Recorded data
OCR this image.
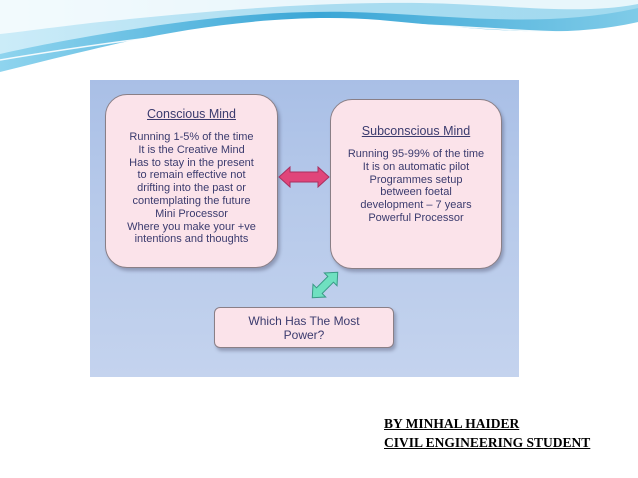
Conscious Mind
Running 1-5% of the time
It is the Creative Mind
Has to stay in the present
to remain effective not
drifting into the past or
contemplating the future
Mini Processor
Where you make your +ve
intentions and thoughts
Subconscious Mind
Running 95-99% of the time
It is on automatic pilot
Programmes setup
between foetal
development – 7 years
Powerful Processor
Which Has The Most
Power?
BY MINHAL HAIDER
CIVIL ENGINEERING STUDENT
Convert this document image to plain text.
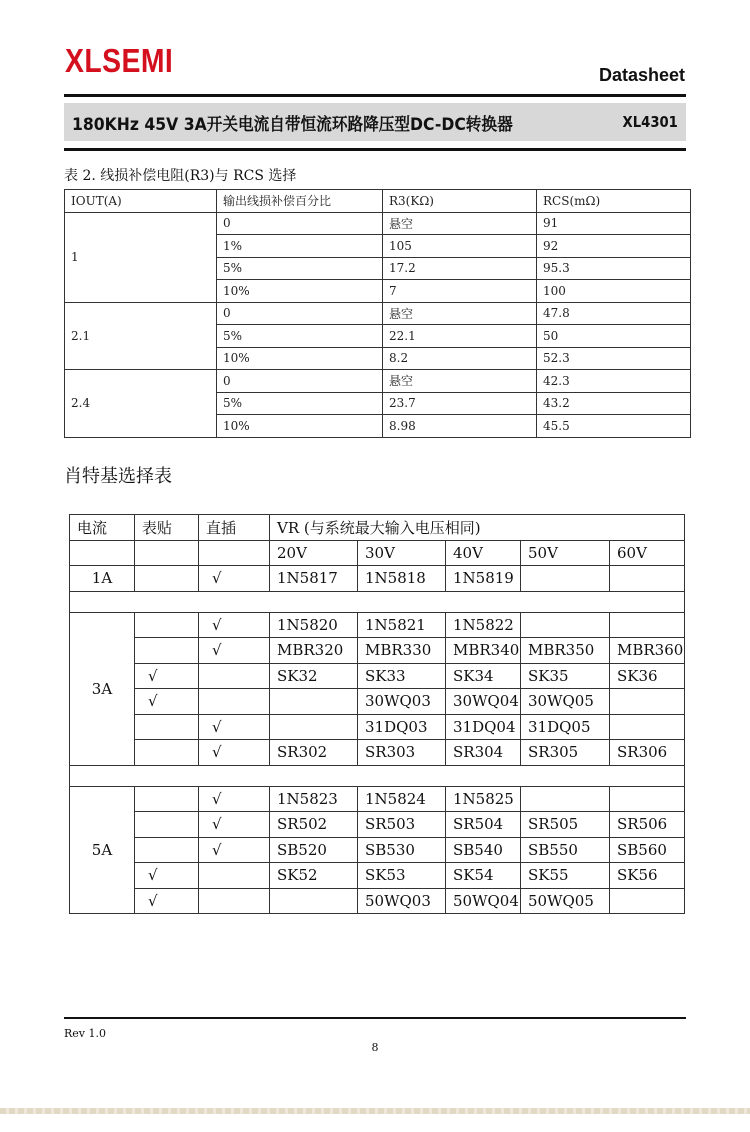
XLSEMI	Datasheet
180KHz 45V 3A开关电流自带恒流环路降压型DC-DC转换器	XL4301
表 2. 线损补偿电阻(R3)与 RCS 选择
IOUT(A)	输出线损补偿百分比	R3(KΩ)	RCS(mΩ)
1	0	悬空	91
	1%	105	92
	5%	17.2	95.3
	10%	7	100
2.1	0	悬空	47.8
	5%	22.1	50
	10%	8.2	52.3
2.4	0	悬空	42.3
	5%	23.7	43.2
	10%	8.98	45.5
肖特基选择表
电流	表贴	直插	VR (与系统最大输入电压相同)				
			20V	30V	40V	50V	60V
1A		√	1N5817	1N5818	1N5819		

3A		√	1N5820	1N5821	1N5822		
		√	MBR320	MBR330	MBR340	MBR350	MBR360
	√		SK32	SK33	SK34	SK35	SK36
	√			30WQ03	30WQ04	30WQ05	
		√		31DQ03	31DQ04	31DQ05	
		√	SR302	SR303	SR304	SR305	SR306

5A		√	1N5823	1N5824	1N5825		
		√	SR502	SR503	SR504	SR505	SR506
		√	SB520	SB530	SB540	SB550	SB560
	√		SK52	SK53	SK54	SK55	SK56
	√			50WQ03	50WQ04	50WQ05	
Rev 1.0
8
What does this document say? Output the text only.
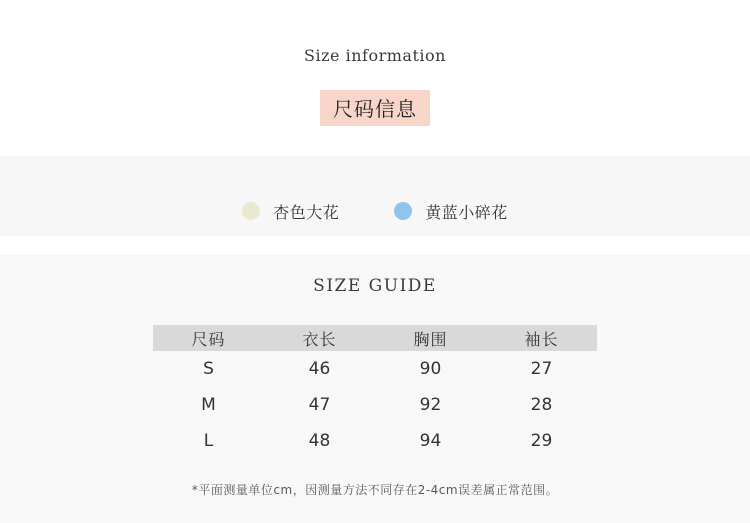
Size information

尺码信息
杏色大花	黄蓝小碎花
SIZE GUIDE
尺码	衣长	胸围	袖长
S	46	90	27
M	47	92	28
L	48	94	29

*平面测量单位cm，因测量方法不同存在2-4cm误差属正常范围。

▶ **EXERCISE DESCRIPTION**: Work out how many lines in the records above hold the string "Mind", then give only that count.

▶ **FINISHED TASK**: 3